■ WRITTEN TASK ■
Each entry below is to be written out exactly, and the pictures are to be left out.

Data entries
____

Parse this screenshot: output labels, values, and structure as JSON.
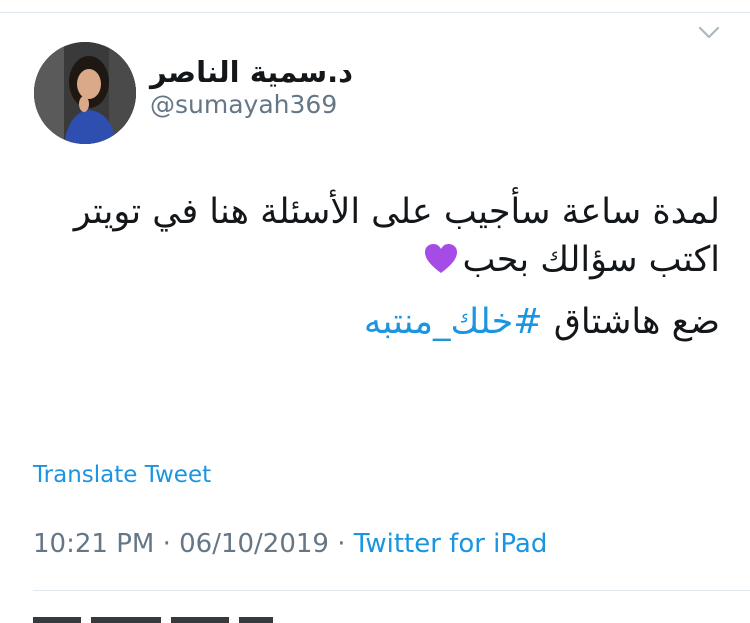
{
  "tweet": {
    "author": {
      "display_name": "د.سمية الناصر",
      "handle": "@sumayah369",
      "avatar": "profile-photo"
    },
    "text_lines": [
      "لمدة ساعة سأجيب على الأسئلة هنا في تويتر",
      "اكتب سؤالك بحب"
    ],
    "emoji": "purple-heart",
    "hashtag_prefix": "ضع هاشتاق ",
    "hashtag": "#خلك_منتبه",
    "translate_label": "Translate Tweet",
    "time": "10:21 PM",
    "date": "06/10/2019",
    "separator": "·",
    "source": "Twitter for iPad"
  },
  "colors": {
    "link": "#1b95e0",
    "text": "#14171a",
    "muted": "#657786",
    "divider": "#e1e8ed",
    "heart": "#a64ce6"
  },
  "icons": [
    "chevron-down-icon",
    "purple-heart-icon"
  ]
}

____

■ EXERCISE RESPONSE ■
Parse this screenshot: output labels, values, and structure as JSON.
{
  "tweet": {
    "author": {
      "display_name": "د.سمية الناصر",
      "handle": "@sumayah369",
      "avatar": "profile-photo"
    },
    "text_lines": [
      "لمدة ساعة سأجيب على الأسئلة هنا في تويتر",
      "اكتب سؤالك بحب"
    ],
    "emoji": "purple-heart",
    "hashtag_prefix": "ضع هاشتاق ",
    "hashtag": "#خلك_منتبه",
    "translate_label": "Translate Tweet",
    "time": "10:21 PM",
    "date": "06/10/2019",
    "separator": "·",
    "source": "Twitter for iPad"
  },
  "colors": {
    "link": "#1b95e0",
    "text": "#14171a",
    "muted": "#657786",
    "divider": "#e1e8ed",
    "heart": "#a64ce6"
  },
  "icons": [
    "chevron-down-icon",
    "purple-heart-icon"
  ]
}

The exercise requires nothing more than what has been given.